* Begin Extracted entries *
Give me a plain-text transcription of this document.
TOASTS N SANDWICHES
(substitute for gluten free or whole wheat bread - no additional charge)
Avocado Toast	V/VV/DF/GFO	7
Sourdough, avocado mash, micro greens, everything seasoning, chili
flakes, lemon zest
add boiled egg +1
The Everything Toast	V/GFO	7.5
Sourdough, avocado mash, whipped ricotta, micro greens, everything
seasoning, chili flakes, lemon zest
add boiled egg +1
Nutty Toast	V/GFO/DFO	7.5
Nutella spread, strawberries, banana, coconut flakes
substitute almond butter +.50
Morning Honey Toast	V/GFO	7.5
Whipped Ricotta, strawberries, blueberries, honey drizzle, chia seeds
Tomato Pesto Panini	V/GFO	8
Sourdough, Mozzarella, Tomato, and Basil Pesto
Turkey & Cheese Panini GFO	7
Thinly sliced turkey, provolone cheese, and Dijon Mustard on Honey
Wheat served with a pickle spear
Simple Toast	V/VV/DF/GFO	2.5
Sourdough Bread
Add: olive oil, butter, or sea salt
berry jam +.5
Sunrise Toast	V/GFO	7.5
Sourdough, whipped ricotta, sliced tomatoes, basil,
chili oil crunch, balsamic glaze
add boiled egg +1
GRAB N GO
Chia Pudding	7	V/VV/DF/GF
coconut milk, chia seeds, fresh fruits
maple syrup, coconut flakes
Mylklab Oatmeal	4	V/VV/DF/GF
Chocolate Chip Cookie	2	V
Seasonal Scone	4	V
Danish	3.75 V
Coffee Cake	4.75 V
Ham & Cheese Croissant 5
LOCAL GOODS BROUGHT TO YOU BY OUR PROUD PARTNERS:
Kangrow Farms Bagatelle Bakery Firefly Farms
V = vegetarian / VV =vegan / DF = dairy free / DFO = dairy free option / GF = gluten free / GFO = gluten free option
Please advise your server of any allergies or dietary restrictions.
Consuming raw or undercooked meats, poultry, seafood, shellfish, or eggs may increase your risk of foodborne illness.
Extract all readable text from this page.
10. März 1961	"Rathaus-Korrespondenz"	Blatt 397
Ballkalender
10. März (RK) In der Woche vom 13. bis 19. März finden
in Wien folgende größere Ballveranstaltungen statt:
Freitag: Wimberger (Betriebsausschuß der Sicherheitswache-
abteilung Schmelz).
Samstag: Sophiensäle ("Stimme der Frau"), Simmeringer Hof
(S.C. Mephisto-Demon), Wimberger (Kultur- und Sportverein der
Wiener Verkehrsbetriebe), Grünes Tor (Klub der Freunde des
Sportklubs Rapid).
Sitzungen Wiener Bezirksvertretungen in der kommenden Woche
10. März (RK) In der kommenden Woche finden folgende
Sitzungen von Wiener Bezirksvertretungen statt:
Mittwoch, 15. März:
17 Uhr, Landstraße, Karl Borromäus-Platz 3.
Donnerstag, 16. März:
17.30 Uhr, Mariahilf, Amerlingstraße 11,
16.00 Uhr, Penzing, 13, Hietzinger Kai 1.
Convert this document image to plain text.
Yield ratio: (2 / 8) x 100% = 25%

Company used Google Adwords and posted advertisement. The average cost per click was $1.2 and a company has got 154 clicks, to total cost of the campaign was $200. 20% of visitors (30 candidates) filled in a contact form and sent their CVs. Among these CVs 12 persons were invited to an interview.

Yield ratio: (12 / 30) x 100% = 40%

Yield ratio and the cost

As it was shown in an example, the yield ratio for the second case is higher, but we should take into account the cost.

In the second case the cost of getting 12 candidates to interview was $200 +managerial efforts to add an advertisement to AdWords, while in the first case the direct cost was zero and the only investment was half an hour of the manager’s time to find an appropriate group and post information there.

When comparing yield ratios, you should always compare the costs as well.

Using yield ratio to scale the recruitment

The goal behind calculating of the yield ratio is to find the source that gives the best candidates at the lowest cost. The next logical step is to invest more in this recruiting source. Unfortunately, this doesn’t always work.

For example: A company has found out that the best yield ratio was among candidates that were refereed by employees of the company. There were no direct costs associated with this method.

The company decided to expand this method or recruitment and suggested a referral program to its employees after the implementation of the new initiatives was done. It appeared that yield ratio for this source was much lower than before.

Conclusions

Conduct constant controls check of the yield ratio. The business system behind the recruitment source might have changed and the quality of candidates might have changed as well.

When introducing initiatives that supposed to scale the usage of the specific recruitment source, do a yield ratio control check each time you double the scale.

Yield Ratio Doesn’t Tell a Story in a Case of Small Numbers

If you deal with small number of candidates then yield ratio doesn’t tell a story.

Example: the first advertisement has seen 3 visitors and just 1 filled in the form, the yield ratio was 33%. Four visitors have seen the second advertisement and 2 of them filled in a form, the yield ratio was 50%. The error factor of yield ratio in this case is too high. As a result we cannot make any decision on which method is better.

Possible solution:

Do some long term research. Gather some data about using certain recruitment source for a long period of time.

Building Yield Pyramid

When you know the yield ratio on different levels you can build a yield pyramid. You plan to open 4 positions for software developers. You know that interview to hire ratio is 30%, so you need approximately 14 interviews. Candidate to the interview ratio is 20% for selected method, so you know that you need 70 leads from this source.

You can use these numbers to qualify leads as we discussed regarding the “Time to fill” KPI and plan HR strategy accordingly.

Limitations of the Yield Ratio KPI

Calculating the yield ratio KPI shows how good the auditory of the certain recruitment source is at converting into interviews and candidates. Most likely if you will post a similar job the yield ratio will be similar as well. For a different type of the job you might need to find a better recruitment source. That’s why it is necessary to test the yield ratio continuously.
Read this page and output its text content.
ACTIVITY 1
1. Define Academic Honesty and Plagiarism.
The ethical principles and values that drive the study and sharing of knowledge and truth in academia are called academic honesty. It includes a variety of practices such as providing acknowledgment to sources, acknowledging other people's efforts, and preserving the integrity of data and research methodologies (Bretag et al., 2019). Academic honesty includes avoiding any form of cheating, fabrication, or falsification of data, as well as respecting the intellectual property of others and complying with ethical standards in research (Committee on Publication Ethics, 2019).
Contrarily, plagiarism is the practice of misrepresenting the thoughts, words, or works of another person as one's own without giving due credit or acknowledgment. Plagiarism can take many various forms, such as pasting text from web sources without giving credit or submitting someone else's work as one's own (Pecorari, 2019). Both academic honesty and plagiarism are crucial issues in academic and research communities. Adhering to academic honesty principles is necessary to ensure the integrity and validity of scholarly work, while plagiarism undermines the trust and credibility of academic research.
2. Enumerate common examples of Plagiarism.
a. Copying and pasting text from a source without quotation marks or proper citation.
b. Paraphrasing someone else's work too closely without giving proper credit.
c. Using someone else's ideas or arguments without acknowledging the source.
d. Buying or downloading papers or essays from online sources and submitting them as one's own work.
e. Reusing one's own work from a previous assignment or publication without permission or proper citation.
* End Extracted entries *
**Objective**
The whole listing above needs to be written out again exactly.

**Output below**
Give me a plain-text transcription of this document.
TOASTS N SANDWICHES
(substitute for gluten free or whole wheat bread - no additional charge)
Avocado Toast	V/VV/DF/GFO	7
Sourdough, avocado mash, micro greens, everything seasoning, chili
flakes, lemon zest
add boiled egg +1
The Everything Toast	V/GFO	7.5
Sourdough, avocado mash, whipped ricotta, micro greens, everything
seasoning, chili flakes, lemon zest
add boiled egg +1
Nutty Toast	V/GFO/DFO	7.5
Nutella spread, strawberries, banana, coconut flakes
substitute almond butter +.50
Morning Honey Toast	V/GFO	7.5
Whipped Ricotta, strawberries, blueberries, honey drizzle, chia seeds
Tomato Pesto Panini	V/GFO	8
Sourdough, Mozzarella, Tomato, and Basil Pesto
Turkey & Cheese Panini GFO	7
Thinly sliced turkey, provolone cheese, and Dijon Mustard on Honey
Wheat served with a pickle spear
Simple Toast	V/VV/DF/GFO	2.5
Sourdough Bread
Add: olive oil, butter, or sea salt
berry jam +.5
Sunrise Toast	V/GFO	7.5
Sourdough, whipped ricotta, sliced tomatoes, basil,
chili oil crunch, balsamic glaze
add boiled egg +1
GRAB N GO
Chia Pudding	7	V/VV/DF/GF
coconut milk, chia seeds, fresh fruits
maple syrup, coconut flakes
Mylklab Oatmeal	4	V/VV/DF/GF
Chocolate Chip Cookie	2	V
Seasonal Scone	4	V
Danish	3.75 V
Coffee Cake	4.75 V
Ham & Cheese Croissant 5
LOCAL GOODS BROUGHT TO YOU BY OUR PROUD PARTNERS:
Kangrow Farms Bagatelle Bakery Firefly Farms
V = vegetarian / VV =vegan / DF = dairy free / DFO = dairy free option / GF = gluten free / GFO = gluten free option
Please advise your server of any allergies or dietary restrictions.
Consuming raw or undercooked meats, poultry, seafood, shellfish, or eggs may increase your risk of foodborne illness.
Extract all readable text from this page.
10. März 1961	"Rathaus-Korrespondenz"	Blatt 397
Ballkalender
10. März (RK) In der Woche vom 13. bis 19. März finden
in Wien folgende größere Ballveranstaltungen statt:
Freitag: Wimberger (Betriebsausschuß der Sicherheitswache-
abteilung Schmelz).
Samstag: Sophiensäle ("Stimme der Frau"), Simmeringer Hof
(S.C. Mephisto-Demon), Wimberger (Kultur- und Sportverein der
Wiener Verkehrsbetriebe), Grünes Tor (Klub der Freunde des
Sportklubs Rapid).
Sitzungen Wiener Bezirksvertretungen in der kommenden Woche
10. März (RK) In der kommenden Woche finden folgende
Sitzungen von Wiener Bezirksvertretungen statt:
Mittwoch, 15. März:
17 Uhr, Landstraße, Karl Borromäus-Platz 3.
Donnerstag, 16. März:
17.30 Uhr, Mariahilf, Amerlingstraße 11,
16.00 Uhr, Penzing, 13, Hietzinger Kai 1.
Convert this document image to plain text.
Yield ratio: (2 / 8) x 100% = 25%

Company used Google Adwords and posted advertisement. The average cost per click was $1.2 and a company has got 154 clicks, to total cost of the campaign was $200. 20% of visitors (30 candidates) filled in a contact form and sent their CVs. Among these CVs 12 persons were invited to an interview.

Yield ratio: (12 / 30) x 100% = 40%

Yield ratio and the cost

As it was shown in an example, the yield ratio for the second case is higher, but we should take into account the cost.

In the second case the cost of getting 12 candidates to interview was $200 +managerial efforts to add an advertisement to AdWords, while in the first case the direct cost was zero and the only investment was half an hour of the manager’s time to find an appropriate group and post information there.

When comparing yield ratios, you should always compare the costs as well.

Using yield ratio to scale the recruitment

The goal behind calculating of the yield ratio is to find the source that gives the best candidates at the lowest cost. The next logical step is to invest more in this recruiting source. Unfortunately, this doesn’t always work.

For example: A company has found out that the best yield ratio was among candidates that were refereed by employees of the company. There were no direct costs associated with this method.

The company decided to expand this method or recruitment and suggested a referral program to its employees after the implementation of the new initiatives was done. It appeared that yield ratio for this source was much lower than before.

Conclusions

Conduct constant controls check of the yield ratio. The business system behind the recruitment source might have changed and the quality of candidates might have changed as well.

When introducing initiatives that supposed to scale the usage of the specific recruitment source, do a yield ratio control check each time you double the scale.

Yield Ratio Doesn’t Tell a Story in a Case of Small Numbers

If you deal with small number of candidates then yield ratio doesn’t tell a story.

Example: the first advertisement has seen 3 visitors and just 1 filled in the form, the yield ratio was 33%. Four visitors have seen the second advertisement and 2 of them filled in a form, the yield ratio was 50%. The error factor of yield ratio in this case is too high. As a result we cannot make any decision on which method is better.

Possible solution:

Do some long term research. Gather some data about using certain recruitment source for a long period of time.

Building Yield Pyramid

When you know the yield ratio on different levels you can build a yield pyramid. You plan to open 4 positions for software developers. You know that interview to hire ratio is 30%, so you need approximately 14 interviews. Candidate to the interview ratio is 20% for selected method, so you know that you need 70 leads from this source.

You can use these numbers to qualify leads as we discussed regarding the “Time to fill” KPI and plan HR strategy accordingly.

Limitations of the Yield Ratio KPI

Calculating the yield ratio KPI shows how good the auditory of the certain recruitment source is at converting into interviews and candidates. Most likely if you will post a similar job the yield ratio will be similar as well. For a different type of the job you might need to find a better recruitment source. That’s why it is necessary to test the yield ratio continuously.
Read this page and output its text content.
ACTIVITY 1
1. Define Academic Honesty and Plagiarism.
The ethical principles and values that drive the study and sharing of knowledge and truth in academia are called academic honesty. It includes a variety of practices such as providing acknowledgment to sources, acknowledging other people's efforts, and preserving the integrity of data and research methodologies (Bretag et al., 2019). Academic honesty includes avoiding any form of cheating, fabrication, or falsification of data, as well as respecting the intellectual property of others and complying with ethical standards in research (Committee on Publication Ethics, 2019).
Contrarily, plagiarism is the practice of misrepresenting the thoughts, words, or works of another person as one's own without giving due credit or acknowledgment. Plagiarism can take many various forms, such as pasting text from web sources without giving credit or submitting someone else's work as one's own (Pecorari, 2019). Both academic honesty and plagiarism are crucial issues in academic and research communities. Adhering to academic honesty principles is necessary to ensure the integrity and validity of scholarly work, while plagiarism undermines the trust and credibility of academic research.
2. Enumerate common examples of Plagiarism.
a. Copying and pasting text from a source without quotation marks or proper citation.
b. Paraphrasing someone else's work too closely without giving proper credit.
c. Using someone else's ideas or arguments without acknowledging the source.
d. Buying or downloading papers or essays from online sources and submitting them as one's own work.
e. Reusing one's own work from a previous assignment or publication without permission or proper citation.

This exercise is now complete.